WHAT NEEDS TO BE DONE: Your task is to print every entry below exactly as given.

RECORDS FOR PROCESSING:

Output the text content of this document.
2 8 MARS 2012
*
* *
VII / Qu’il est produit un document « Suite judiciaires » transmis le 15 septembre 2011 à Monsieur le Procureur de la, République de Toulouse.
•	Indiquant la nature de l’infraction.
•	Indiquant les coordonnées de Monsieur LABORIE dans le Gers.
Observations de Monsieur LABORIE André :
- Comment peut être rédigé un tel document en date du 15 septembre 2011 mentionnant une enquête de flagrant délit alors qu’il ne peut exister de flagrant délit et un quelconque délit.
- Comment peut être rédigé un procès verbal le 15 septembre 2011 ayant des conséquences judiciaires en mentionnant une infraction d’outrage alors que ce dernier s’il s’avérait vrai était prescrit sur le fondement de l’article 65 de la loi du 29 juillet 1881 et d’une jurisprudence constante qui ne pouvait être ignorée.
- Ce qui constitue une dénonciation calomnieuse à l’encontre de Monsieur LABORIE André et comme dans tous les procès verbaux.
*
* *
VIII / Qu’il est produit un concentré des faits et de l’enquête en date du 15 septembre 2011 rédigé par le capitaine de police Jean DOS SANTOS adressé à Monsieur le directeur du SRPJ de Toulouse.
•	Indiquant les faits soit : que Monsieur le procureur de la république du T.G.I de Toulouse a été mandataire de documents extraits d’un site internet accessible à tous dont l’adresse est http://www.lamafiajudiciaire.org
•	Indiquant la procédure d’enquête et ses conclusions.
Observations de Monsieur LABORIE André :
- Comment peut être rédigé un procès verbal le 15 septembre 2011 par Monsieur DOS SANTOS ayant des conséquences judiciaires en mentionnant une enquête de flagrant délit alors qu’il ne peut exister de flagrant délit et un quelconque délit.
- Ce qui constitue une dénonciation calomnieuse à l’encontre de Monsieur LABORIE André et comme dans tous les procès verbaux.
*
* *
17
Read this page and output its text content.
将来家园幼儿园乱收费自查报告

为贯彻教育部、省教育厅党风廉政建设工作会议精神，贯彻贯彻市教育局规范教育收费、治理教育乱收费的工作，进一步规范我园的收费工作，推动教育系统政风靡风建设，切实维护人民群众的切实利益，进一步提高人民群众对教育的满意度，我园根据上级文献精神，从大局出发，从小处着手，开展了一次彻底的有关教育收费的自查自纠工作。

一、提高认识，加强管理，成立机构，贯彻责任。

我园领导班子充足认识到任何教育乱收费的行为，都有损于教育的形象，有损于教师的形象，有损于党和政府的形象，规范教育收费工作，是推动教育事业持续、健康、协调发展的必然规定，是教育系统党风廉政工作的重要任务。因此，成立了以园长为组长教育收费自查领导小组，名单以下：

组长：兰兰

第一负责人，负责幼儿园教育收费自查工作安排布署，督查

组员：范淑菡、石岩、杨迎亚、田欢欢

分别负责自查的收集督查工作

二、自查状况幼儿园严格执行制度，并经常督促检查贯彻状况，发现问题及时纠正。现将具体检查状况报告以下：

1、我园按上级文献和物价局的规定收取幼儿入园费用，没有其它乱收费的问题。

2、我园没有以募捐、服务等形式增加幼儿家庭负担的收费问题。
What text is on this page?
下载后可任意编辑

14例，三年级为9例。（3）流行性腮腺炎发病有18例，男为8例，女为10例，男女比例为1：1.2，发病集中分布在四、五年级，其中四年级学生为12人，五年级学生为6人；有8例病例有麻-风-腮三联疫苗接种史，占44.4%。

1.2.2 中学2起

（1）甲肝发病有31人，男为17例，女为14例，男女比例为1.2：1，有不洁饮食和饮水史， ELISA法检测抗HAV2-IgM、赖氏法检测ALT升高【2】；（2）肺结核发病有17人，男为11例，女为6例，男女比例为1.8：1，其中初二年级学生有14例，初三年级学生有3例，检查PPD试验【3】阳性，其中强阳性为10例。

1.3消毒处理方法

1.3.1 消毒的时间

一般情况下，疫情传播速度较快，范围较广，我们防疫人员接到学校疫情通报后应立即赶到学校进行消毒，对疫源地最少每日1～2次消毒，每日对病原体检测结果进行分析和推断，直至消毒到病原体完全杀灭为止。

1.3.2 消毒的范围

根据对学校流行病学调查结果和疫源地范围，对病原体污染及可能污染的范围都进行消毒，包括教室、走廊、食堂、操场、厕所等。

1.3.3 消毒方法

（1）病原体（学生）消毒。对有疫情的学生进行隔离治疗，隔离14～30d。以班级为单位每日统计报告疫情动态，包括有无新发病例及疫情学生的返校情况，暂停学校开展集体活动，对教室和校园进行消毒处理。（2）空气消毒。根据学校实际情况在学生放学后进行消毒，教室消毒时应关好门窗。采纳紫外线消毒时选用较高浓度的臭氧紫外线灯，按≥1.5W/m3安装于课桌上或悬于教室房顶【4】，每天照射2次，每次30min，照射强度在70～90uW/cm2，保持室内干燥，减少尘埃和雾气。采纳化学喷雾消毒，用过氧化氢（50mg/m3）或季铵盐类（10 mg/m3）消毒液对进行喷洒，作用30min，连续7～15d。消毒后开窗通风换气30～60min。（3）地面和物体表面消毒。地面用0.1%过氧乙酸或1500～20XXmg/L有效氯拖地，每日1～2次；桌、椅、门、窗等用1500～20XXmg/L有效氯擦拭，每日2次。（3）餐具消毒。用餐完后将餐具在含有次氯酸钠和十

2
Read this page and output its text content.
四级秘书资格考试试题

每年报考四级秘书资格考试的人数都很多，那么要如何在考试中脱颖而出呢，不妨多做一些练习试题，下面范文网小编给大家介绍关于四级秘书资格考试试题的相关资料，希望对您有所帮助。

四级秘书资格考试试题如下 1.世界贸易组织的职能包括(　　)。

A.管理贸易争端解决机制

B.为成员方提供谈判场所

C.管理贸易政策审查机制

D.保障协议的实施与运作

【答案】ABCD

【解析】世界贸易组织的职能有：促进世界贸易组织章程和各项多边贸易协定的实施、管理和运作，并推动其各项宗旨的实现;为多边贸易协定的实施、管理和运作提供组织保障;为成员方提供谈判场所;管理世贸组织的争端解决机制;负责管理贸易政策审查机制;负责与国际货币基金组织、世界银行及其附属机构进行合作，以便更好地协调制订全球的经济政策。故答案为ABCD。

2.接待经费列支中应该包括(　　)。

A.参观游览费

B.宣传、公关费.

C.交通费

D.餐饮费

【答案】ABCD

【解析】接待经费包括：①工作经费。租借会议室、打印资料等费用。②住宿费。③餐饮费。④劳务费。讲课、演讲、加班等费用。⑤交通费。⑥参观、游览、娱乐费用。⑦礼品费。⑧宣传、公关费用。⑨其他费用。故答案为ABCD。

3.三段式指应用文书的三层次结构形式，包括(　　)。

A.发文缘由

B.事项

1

EXERCISE OUTPUT:
Output the text content of this document.
2 8 MARS 2012
*
* *
VII / Qu’il est produit un document « Suite judiciaires » transmis le 15 septembre 2011 à Monsieur le Procureur de la, République de Toulouse.
•	Indiquant la nature de l’infraction.
•	Indiquant les coordonnées de Monsieur LABORIE dans le Gers.
Observations de Monsieur LABORIE André :
- Comment peut être rédigé un tel document en date du 15 septembre 2011 mentionnant une enquête de flagrant délit alors qu’il ne peut exister de flagrant délit et un quelconque délit.
- Comment peut être rédigé un procès verbal le 15 septembre 2011 ayant des conséquences judiciaires en mentionnant une infraction d’outrage alors que ce dernier s’il s’avérait vrai était prescrit sur le fondement de l’article 65 de la loi du 29 juillet 1881 et d’une jurisprudence constante qui ne pouvait être ignorée.
- Ce qui constitue une dénonciation calomnieuse à l’encontre de Monsieur LABORIE André et comme dans tous les procès verbaux.
*
* *
VIII / Qu’il est produit un concentré des faits et de l’enquête en date du 15 septembre 2011 rédigé par le capitaine de police Jean DOS SANTOS adressé à Monsieur le directeur du SRPJ de Toulouse.
•	Indiquant les faits soit : que Monsieur le procureur de la république du T.G.I de Toulouse a été mandataire de documents extraits d’un site internet accessible à tous dont l’adresse est http://www.lamafiajudiciaire.org
•	Indiquant la procédure d’enquête et ses conclusions.
Observations de Monsieur LABORIE André :
- Comment peut être rédigé un procès verbal le 15 septembre 2011 par Monsieur DOS SANTOS ayant des conséquences judiciaires en mentionnant une enquête de flagrant délit alors qu’il ne peut exister de flagrant délit et un quelconque délit.
- Ce qui constitue une dénonciation calomnieuse à l’encontre de Monsieur LABORIE André et comme dans tous les procès verbaux.
*
* *
17
Read this page and output its text content.
将来家园幼儿园乱收费自查报告

为贯彻教育部、省教育厅党风廉政建设工作会议精神，贯彻贯彻市教育局规范教育收费、治理教育乱收费的工作，进一步规范我园的收费工作，推动教育系统政风靡风建设，切实维护人民群众的切实利益，进一步提高人民群众对教育的满意度，我园根据上级文献精神，从大局出发，从小处着手，开展了一次彻底的有关教育收费的自查自纠工作。

一、提高认识，加强管理，成立机构，贯彻责任。

我园领导班子充足认识到任何教育乱收费的行为，都有损于教育的形象，有损于教师的形象，有损于党和政府的形象，规范教育收费工作，是推动教育事业持续、健康、协调发展的必然规定，是教育系统党风廉政工作的重要任务。因此，成立了以园长为组长教育收费自查领导小组，名单以下：

组长：兰兰

第一负责人，负责幼儿园教育收费自查工作安排布署，督查

组员：范淑菡、石岩、杨迎亚、田欢欢

分别负责自查的收集督查工作

二、自查状况幼儿园严格执行制度，并经常督促检查贯彻状况，发现问题及时纠正。现将具体检查状况报告以下：

1、我园按上级文献和物价局的规定收取幼儿入园费用，没有其它乱收费的问题。

2、我园没有以募捐、服务等形式增加幼儿家庭负担的收费问题。
What text is on this page?
下载后可任意编辑

14例，三年级为9例。（3）流行性腮腺炎发病有18例，男为8例，女为10例，男女比例为1：1.2，发病集中分布在四、五年级，其中四年级学生为12人，五年级学生为6人；有8例病例有麻-风-腮三联疫苗接种史，占44.4%。

1.2.2 中学2起

（1）甲肝发病有31人，男为17例，女为14例，男女比例为1.2：1，有不洁饮食和饮水史， ELISA法检测抗HAV2-IgM、赖氏法检测ALT升高【2】；（2）肺结核发病有17人，男为11例，女为6例，男女比例为1.8：1，其中初二年级学生有14例，初三年级学生有3例，检查PPD试验【3】阳性，其中强阳性为10例。

1.3消毒处理方法

1.3.1 消毒的时间

一般情况下，疫情传播速度较快，范围较广，我们防疫人员接到学校疫情通报后应立即赶到学校进行消毒，对疫源地最少每日1～2次消毒，每日对病原体检测结果进行分析和推断，直至消毒到病原体完全杀灭为止。

1.3.2 消毒的范围

根据对学校流行病学调查结果和疫源地范围，对病原体污染及可能污染的范围都进行消毒，包括教室、走廊、食堂、操场、厕所等。

1.3.3 消毒方法

（1）病原体（学生）消毒。对有疫情的学生进行隔离治疗，隔离14～30d。以班级为单位每日统计报告疫情动态，包括有无新发病例及疫情学生的返校情况，暂停学校开展集体活动，对教室和校园进行消毒处理。（2）空气消毒。根据学校实际情况在学生放学后进行消毒，教室消毒时应关好门窗。采纳紫外线消毒时选用较高浓度的臭氧紫外线灯，按≥1.5W/m3安装于课桌上或悬于教室房顶【4】，每天照射2次，每次30min，照射强度在70～90uW/cm2，保持室内干燥，减少尘埃和雾气。采纳化学喷雾消毒，用过氧化氢（50mg/m3）或季铵盐类（10 mg/m3）消毒液对进行喷洒，作用30min，连续7～15d。消毒后开窗通风换气30～60min。（3）地面和物体表面消毒。地面用0.1%过氧乙酸或1500～20XXmg/L有效氯拖地，每日1～2次；桌、椅、门、窗等用1500～20XXmg/L有效氯擦拭，每日2次。（3）餐具消毒。用餐完后将餐具在含有次氯酸钠和十

2
Read this page and output its text content.
四级秘书资格考试试题

每年报考四级秘书资格考试的人数都很多，那么要如何在考试中脱颖而出呢，不妨多做一些练习试题，下面范文网小编给大家介绍关于四级秘书资格考试试题的相关资料，希望对您有所帮助。

四级秘书资格考试试题如下 1.世界贸易组织的职能包括(　　)。

A.管理贸易争端解决机制

B.为成员方提供谈判场所

C.管理贸易政策审查机制

D.保障协议的实施与运作

【答案】ABCD

【解析】世界贸易组织的职能有：促进世界贸易组织章程和各项多边贸易协定的实施、管理和运作，并推动其各项宗旨的实现;为多边贸易协定的实施、管理和运作提供组织保障;为成员方提供谈判场所;管理世贸组织的争端解决机制;负责管理贸易政策审查机制;负责与国际货币基金组织、世界银行及其附属机构进行合作，以便更好地协调制订全球的经济政策。故答案为ABCD。

2.接待经费列支中应该包括(　　)。

A.参观游览费

B.宣传、公关费.

C.交通费

D.餐饮费

【答案】ABCD

【解析】接待经费包括：①工作经费。租借会议室、打印资料等费用。②住宿费。③餐饮费。④劳务费。讲课、演讲、加班等费用。⑤交通费。⑥参观、游览、娱乐费用。⑦礼品费。⑧宣传、公关费用。⑨其他费用。故答案为ABCD。

3.三段式指应用文书的三层次结构形式，包括(　　)。

A.发文缘由

B.事项

1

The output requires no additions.